* [Given task]: Repeat each entry as written, dropping any picture you find.
--- START OF Task material ---
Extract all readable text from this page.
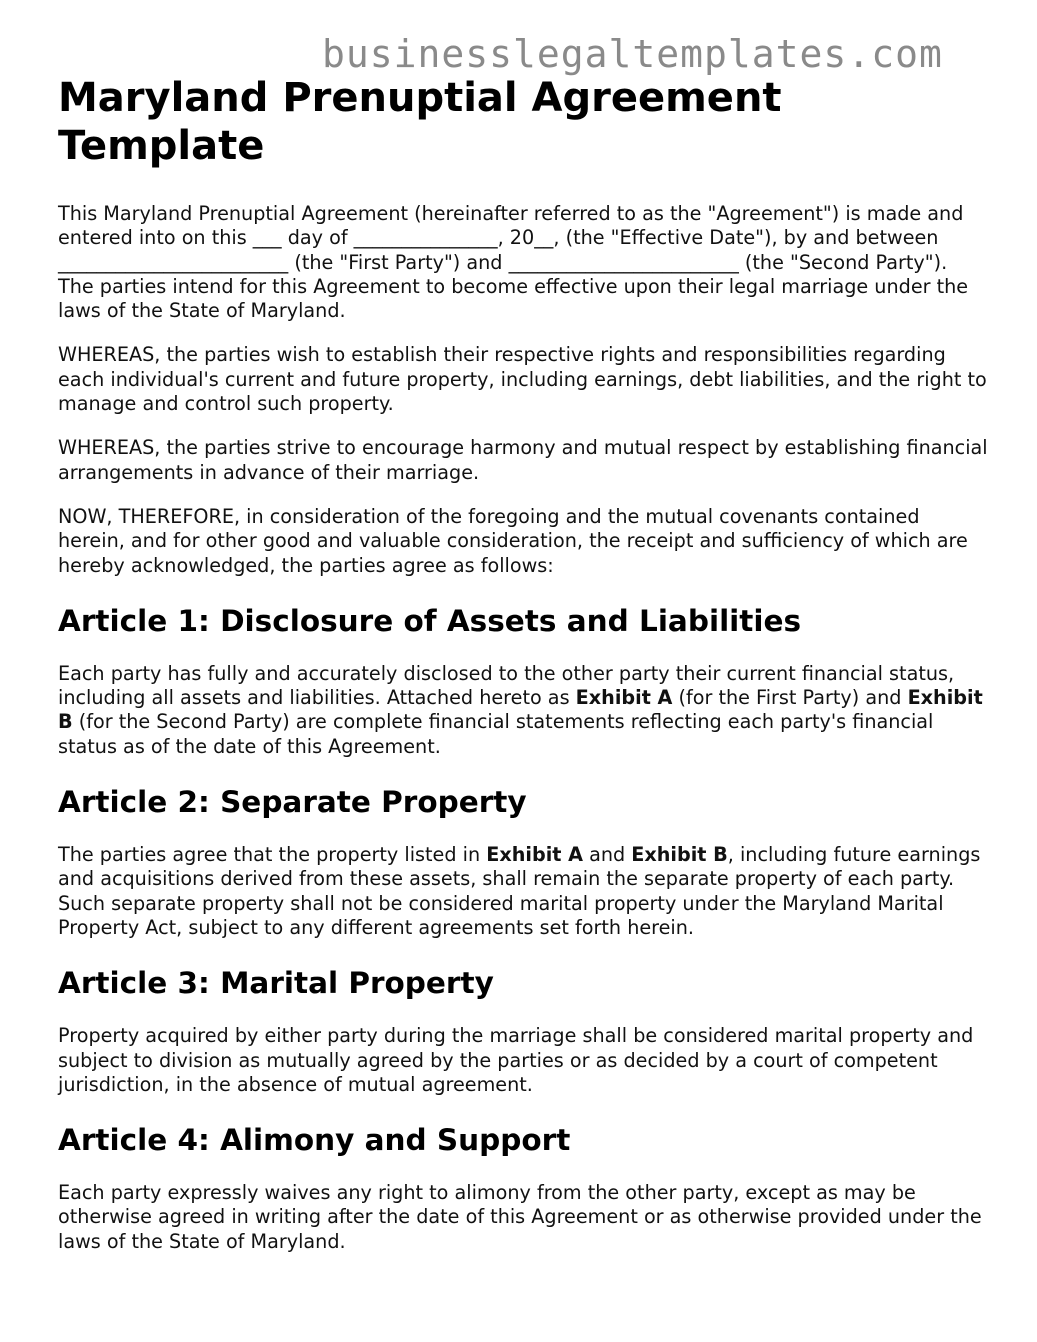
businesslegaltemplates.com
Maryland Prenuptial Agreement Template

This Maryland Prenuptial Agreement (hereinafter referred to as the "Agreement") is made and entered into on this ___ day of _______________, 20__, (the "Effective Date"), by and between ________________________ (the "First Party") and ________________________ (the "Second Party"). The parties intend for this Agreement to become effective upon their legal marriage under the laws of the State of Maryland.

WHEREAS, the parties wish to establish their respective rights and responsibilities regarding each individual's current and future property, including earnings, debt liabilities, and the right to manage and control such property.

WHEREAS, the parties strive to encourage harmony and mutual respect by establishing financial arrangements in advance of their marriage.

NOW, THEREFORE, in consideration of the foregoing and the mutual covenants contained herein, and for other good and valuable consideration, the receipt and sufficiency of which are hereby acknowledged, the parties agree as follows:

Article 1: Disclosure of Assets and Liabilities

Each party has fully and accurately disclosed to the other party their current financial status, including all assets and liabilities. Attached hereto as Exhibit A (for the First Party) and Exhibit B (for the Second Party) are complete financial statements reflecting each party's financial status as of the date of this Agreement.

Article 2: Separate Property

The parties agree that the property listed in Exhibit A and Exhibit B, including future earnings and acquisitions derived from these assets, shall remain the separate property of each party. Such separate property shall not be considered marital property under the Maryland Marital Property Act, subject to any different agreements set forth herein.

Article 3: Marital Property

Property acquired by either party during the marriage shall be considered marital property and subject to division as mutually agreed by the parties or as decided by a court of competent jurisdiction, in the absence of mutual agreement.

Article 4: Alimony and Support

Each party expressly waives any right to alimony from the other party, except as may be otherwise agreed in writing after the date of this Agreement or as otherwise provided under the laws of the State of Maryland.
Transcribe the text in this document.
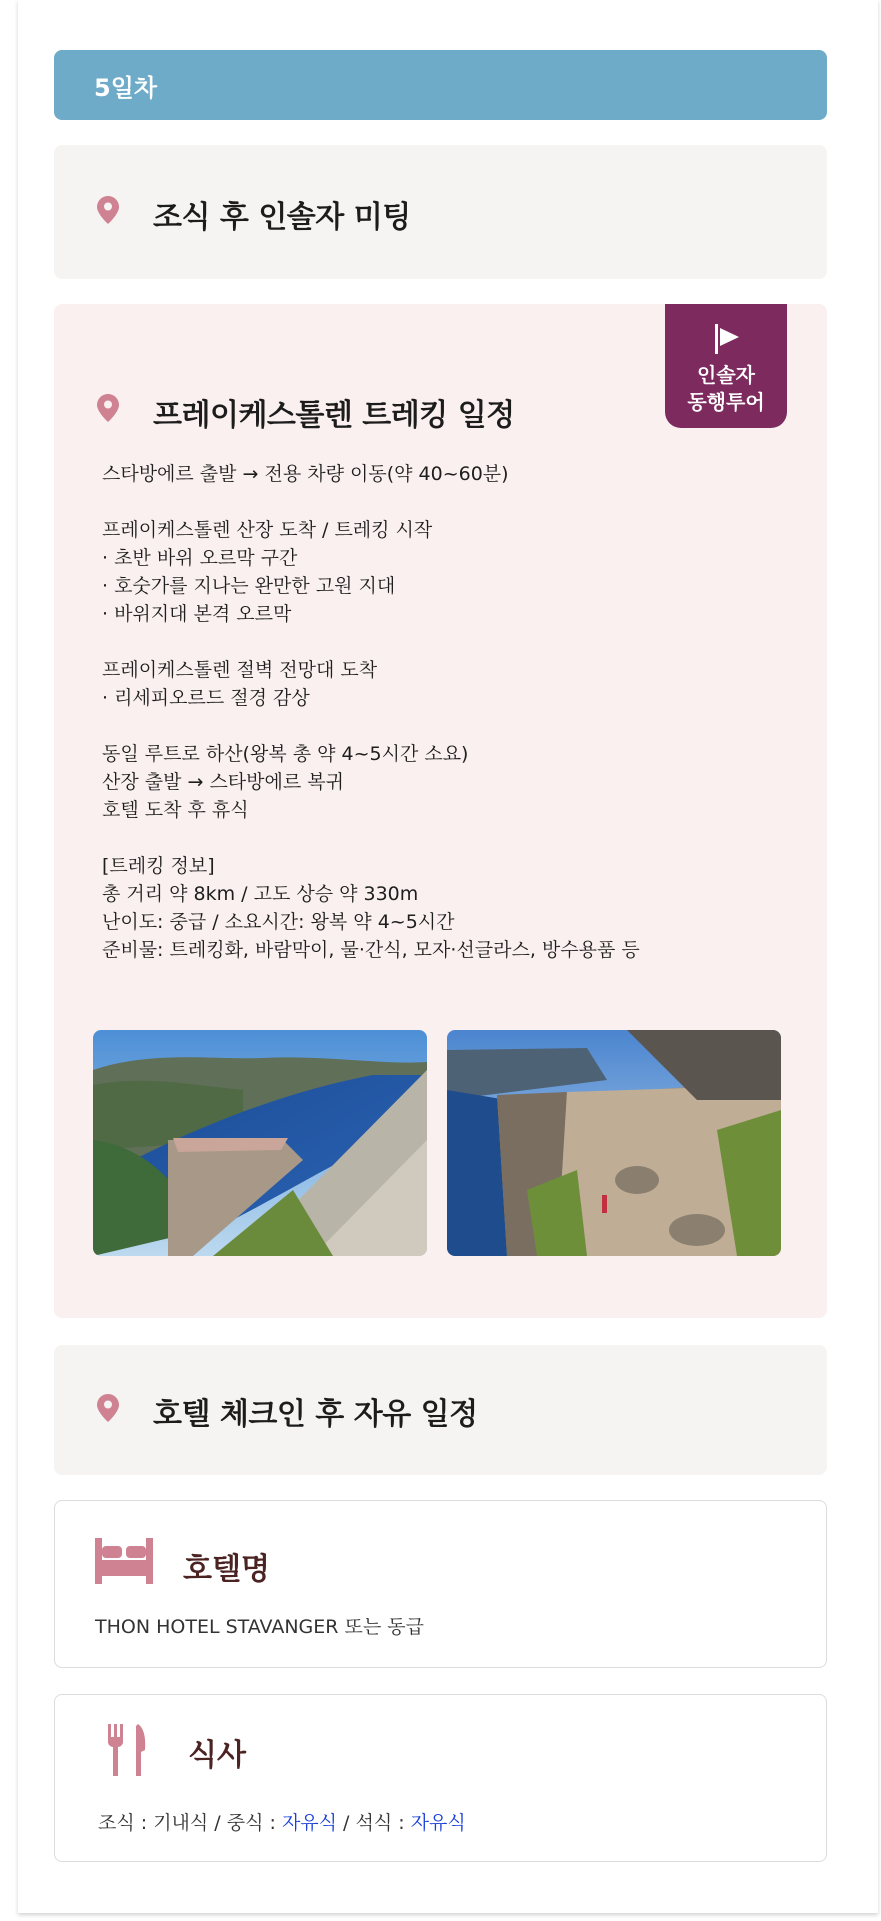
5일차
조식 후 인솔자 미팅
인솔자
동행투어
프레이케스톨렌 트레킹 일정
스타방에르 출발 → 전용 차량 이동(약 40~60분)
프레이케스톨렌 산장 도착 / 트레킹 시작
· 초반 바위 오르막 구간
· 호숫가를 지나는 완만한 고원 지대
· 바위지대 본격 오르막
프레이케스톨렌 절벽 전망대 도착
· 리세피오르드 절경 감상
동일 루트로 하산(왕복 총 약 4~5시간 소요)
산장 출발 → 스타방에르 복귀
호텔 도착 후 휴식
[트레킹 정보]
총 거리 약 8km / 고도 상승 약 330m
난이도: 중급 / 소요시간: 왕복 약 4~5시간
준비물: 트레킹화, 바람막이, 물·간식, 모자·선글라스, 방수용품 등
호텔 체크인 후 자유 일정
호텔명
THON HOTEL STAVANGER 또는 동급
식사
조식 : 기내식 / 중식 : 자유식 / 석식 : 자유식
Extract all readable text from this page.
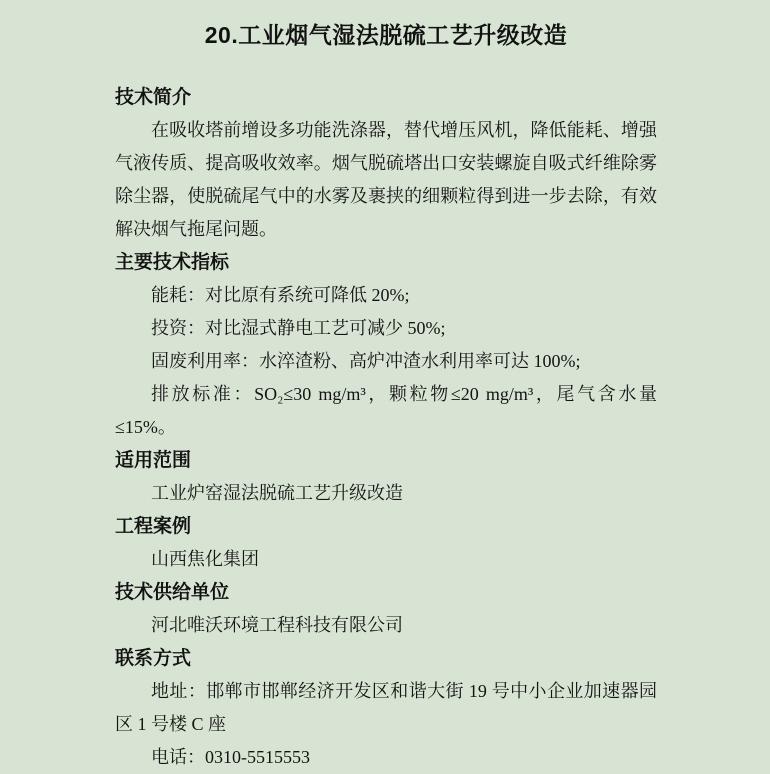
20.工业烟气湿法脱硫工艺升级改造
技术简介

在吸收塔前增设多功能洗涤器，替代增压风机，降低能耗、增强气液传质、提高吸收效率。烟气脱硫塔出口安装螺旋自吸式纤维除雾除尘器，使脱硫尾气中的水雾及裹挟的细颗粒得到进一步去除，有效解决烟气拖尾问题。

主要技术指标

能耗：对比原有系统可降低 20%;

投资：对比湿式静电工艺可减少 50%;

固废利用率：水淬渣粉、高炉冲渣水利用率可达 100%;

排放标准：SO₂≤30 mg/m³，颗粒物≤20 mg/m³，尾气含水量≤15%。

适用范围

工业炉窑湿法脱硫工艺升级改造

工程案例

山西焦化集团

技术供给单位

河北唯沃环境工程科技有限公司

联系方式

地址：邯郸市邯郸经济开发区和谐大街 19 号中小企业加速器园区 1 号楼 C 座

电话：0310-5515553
--- END OF Task material ---
* [Expected answer]:
Extract all readable text from this page.
businesslegaltemplates.com
Maryland Prenuptial Agreement Template

This Maryland Prenuptial Agreement (hereinafter referred to as the "Agreement") is made and entered into on this ___ day of _______________, 20__, (the "Effective Date"), by and between ________________________ (the "First Party") and ________________________ (the "Second Party"). The parties intend for this Agreement to become effective upon their legal marriage under the laws of the State of Maryland.

WHEREAS, the parties wish to establish their respective rights and responsibilities regarding each individual's current and future property, including earnings, debt liabilities, and the right to manage and control such property.

WHEREAS, the parties strive to encourage harmony and mutual respect by establishing financial arrangements in advance of their marriage.

NOW, THEREFORE, in consideration of the foregoing and the mutual covenants contained herein, and for other good and valuable consideration, the receipt and sufficiency of which are hereby acknowledged, the parties agree as follows:

Article 1: Disclosure of Assets and Liabilities

Each party has fully and accurately disclosed to the other party their current financial status, including all assets and liabilities. Attached hereto as Exhibit A (for the First Party) and Exhibit B (for the Second Party) are complete financial statements reflecting each party's financial status as of the date of this Agreement.

Article 2: Separate Property

The parties agree that the property listed in Exhibit A and Exhibit B, including future earnings and acquisitions derived from these assets, shall remain the separate property of each party. Such separate property shall not be considered marital property under the Maryland Marital Property Act, subject to any different agreements set forth herein.

Article 3: Marital Property

Property acquired by either party during the marriage shall be considered marital property and subject to division as mutually agreed by the parties or as decided by a court of competent jurisdiction, in the absence of mutual agreement.

Article 4: Alimony and Support

Each party expressly waives any right to alimony from the other party, except as may be otherwise agreed in writing after the date of this Agreement or as otherwise provided under the laws of the State of Maryland.
Transcribe the text in this document.
5일차
조식 후 인솔자 미팅
인솔자
동행투어
프레이케스톨렌 트레킹 일정
스타방에르 출발 → 전용 차량 이동(약 40~60분)
프레이케스톨렌 산장 도착 / 트레킹 시작
· 초반 바위 오르막 구간
· 호숫가를 지나는 완만한 고원 지대
· 바위지대 본격 오르막
프레이케스톨렌 절벽 전망대 도착
· 리세피오르드 절경 감상
동일 루트로 하산(왕복 총 약 4~5시간 소요)
산장 출발 → 스타방에르 복귀
호텔 도착 후 휴식
[트레킹 정보]
총 거리 약 8km / 고도 상승 약 330m
난이도: 중급 / 소요시간: 왕복 약 4~5시간
준비물: 트레킹화, 바람막이, 물·간식, 모자·선글라스, 방수용품 등
호텔 체크인 후 자유 일정
호텔명
THON HOTEL STAVANGER 또는 동급
식사
조식 : 기내식 / 중식 : 자유식 / 석식 : 자유식
Extract all readable text from this page.
20.工业烟气湿法脱硫工艺升级改造
技术简介

在吸收塔前增设多功能洗涤器，替代增压风机，降低能耗、增强气液传质、提高吸收效率。烟气脱硫塔出口安装螺旋自吸式纤维除雾除尘器，使脱硫尾气中的水雾及裹挟的细颗粒得到进一步去除，有效解决烟气拖尾问题。

主要技术指标

能耗：对比原有系统可降低 20%;

投资：对比湿式静电工艺可减少 50%;

固废利用率：水淬渣粉、高炉冲渣水利用率可达 100%;

排放标准：SO₂≤30 mg/m³，颗粒物≤20 mg/m³，尾气含水量≤15%。

适用范围

工业炉窑湿法脱硫工艺升级改造

工程案例

山西焦化集团

技术供给单位

河北唯沃环境工程科技有限公司

联系方式

地址：邯郸市邯郸经济开发区和谐大街 19 号中小企业加速器园区 1 号楼 C 座

电话：0310-5515553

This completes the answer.